Required work = Below is the data. Give it again, complete and exact.

━━━

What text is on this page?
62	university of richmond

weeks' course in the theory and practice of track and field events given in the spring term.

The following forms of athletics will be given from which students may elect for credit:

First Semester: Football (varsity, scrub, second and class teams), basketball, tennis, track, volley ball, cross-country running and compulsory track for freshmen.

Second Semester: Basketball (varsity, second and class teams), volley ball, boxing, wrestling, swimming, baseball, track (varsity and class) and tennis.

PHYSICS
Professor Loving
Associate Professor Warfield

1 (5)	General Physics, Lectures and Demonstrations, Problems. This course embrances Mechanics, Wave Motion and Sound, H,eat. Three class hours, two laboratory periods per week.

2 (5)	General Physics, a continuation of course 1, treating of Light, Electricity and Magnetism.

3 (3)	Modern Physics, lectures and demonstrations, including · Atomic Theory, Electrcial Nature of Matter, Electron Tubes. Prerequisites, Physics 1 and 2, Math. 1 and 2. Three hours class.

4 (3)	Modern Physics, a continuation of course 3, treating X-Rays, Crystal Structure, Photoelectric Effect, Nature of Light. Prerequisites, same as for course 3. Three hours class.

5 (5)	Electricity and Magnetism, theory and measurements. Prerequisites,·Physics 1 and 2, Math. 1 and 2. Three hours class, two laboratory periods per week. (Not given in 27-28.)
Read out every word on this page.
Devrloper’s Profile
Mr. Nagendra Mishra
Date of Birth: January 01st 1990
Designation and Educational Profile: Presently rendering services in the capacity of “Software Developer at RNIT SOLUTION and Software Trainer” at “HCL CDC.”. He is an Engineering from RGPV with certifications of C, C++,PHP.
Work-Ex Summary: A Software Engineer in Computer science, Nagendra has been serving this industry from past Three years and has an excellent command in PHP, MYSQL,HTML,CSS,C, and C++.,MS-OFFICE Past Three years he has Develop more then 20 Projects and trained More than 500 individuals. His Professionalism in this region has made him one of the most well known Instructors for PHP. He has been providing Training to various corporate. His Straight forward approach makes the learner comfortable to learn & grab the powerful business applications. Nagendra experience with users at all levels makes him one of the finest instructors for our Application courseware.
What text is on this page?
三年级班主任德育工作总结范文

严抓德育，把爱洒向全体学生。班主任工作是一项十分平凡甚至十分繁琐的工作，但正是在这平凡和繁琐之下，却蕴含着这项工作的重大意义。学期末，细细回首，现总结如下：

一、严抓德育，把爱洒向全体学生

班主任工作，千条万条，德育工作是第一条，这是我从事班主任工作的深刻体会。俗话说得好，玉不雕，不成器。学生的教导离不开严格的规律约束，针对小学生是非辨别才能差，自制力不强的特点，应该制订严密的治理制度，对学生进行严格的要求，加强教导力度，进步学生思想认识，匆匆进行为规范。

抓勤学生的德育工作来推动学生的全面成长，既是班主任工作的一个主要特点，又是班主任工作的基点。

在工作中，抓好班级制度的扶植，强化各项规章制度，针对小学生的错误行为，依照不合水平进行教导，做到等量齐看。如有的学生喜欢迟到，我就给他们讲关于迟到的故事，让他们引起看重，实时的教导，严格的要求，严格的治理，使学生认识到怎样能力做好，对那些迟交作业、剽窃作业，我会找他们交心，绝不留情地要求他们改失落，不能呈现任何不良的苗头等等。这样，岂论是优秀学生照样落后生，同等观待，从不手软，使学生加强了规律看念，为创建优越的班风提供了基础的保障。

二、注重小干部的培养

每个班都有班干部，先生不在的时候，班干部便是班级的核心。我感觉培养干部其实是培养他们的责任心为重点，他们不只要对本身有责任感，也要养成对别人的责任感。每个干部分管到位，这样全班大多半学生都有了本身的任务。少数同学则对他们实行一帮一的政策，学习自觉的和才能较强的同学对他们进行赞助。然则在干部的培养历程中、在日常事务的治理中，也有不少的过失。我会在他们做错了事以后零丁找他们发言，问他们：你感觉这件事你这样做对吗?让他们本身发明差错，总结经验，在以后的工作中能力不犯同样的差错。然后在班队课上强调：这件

━━━

Solution for this problem =
What text is on this page?
62	university of richmond

weeks' course in the theory and practice of track and field events given in the spring term.

The following forms of athletics will be given from which students may elect for credit:

First Semester: Football (varsity, scrub, second and class teams), basketball, tennis, track, volley ball, cross-country running and compulsory track for freshmen.

Second Semester: Basketball (varsity, second and class teams), volley ball, boxing, wrestling, swimming, baseball, track (varsity and class) and tennis.

PHYSICS
Professor Loving
Associate Professor Warfield

1 (5)	General Physics, Lectures and Demonstrations, Problems. This course embrances Mechanics, Wave Motion and Sound, H,eat. Three class hours, two laboratory periods per week.

2 (5)	General Physics, a continuation of course 1, treating of Light, Electricity and Magnetism.

3 (3)	Modern Physics, lectures and demonstrations, including · Atomic Theory, Electrcial Nature of Matter, Electron Tubes. Prerequisites, Physics 1 and 2, Math. 1 and 2. Three hours class.

4 (3)	Modern Physics, a continuation of course 3, treating X-Rays, Crystal Structure, Photoelectric Effect, Nature of Light. Prerequisites, same as for course 3. Three hours class.

5 (5)	Electricity and Magnetism, theory and measurements. Prerequisites,·Physics 1 and 2, Math. 1 and 2. Three hours class, two laboratory periods per week. (Not given in 27-28.)
Read out every word on this page.
Devrloper’s Profile
Mr. Nagendra Mishra
Date of Birth: January 01st 1990
Designation and Educational Profile: Presently rendering services in the capacity of “Software Developer at RNIT SOLUTION and Software Trainer” at “HCL CDC.”. He is an Engineering from RGPV with certifications of C, C++,PHP.
Work-Ex Summary: A Software Engineer in Computer science, Nagendra has been serving this industry from past Three years and has an excellent command in PHP, MYSQL,HTML,CSS,C, and C++.,MS-OFFICE Past Three years he has Develop more then 20 Projects and trained More than 500 individuals. His Professionalism in this region has made him one of the most well known Instructors for PHP. He has been providing Training to various corporate. His Straight forward approach makes the learner comfortable to learn & grab the powerful business applications. Nagendra experience with users at all levels makes him one of the finest instructors for our Application courseware.
What text is on this page?
三年级班主任德育工作总结范文

严抓德育，把爱洒向全体学生。班主任工作是一项十分平凡甚至十分繁琐的工作，但正是在这平凡和繁琐之下，却蕴含着这项工作的重大意义。学期末，细细回首，现总结如下：

一、严抓德育，把爱洒向全体学生

班主任工作，千条万条，德育工作是第一条，这是我从事班主任工作的深刻体会。俗话说得好，玉不雕，不成器。学生的教导离不开严格的规律约束，针对小学生是非辨别才能差，自制力不强的特点，应该制订严密的治理制度，对学生进行严格的要求，加强教导力度，进步学生思想认识，匆匆进行为规范。

抓勤学生的德育工作来推动学生的全面成长，既是班主任工作的一个主要特点，又是班主任工作的基点。

在工作中，抓好班级制度的扶植，强化各项规章制度，针对小学生的错误行为，依照不合水平进行教导，做到等量齐看。如有的学生喜欢迟到，我就给他们讲关于迟到的故事，让他们引起看重，实时的教导，严格的要求，严格的治理，使学生认识到怎样能力做好，对那些迟交作业、剽窃作业，我会找他们交心，绝不留情地要求他们改失落，不能呈现任何不良的苗头等等。这样，岂论是优秀学生照样落后生，同等观待，从不手软，使学生加强了规律看念，为创建优越的班风提供了基础的保障。

二、注重小干部的培养

每个班都有班干部，先生不在的时候，班干部便是班级的核心。我感觉培养干部其实是培养他们的责任心为重点，他们不只要对本身有责任感，也要养成对别人的责任感。每个干部分管到位，这样全班大多半学生都有了本身的任务。少数同学则对他们实行一帮一的政策，学习自觉的和才能较强的同学对他们进行赞助。然则在干部的培养历程中、在日常事务的治理中，也有不少的过失。我会在他们做错了事以后零丁找他们发言，问他们：你感觉这件事你这样做对吗?让他们本身发明差错，总结经验，在以后的工作中能力不犯同样的差错。然后在班队课上强调：这件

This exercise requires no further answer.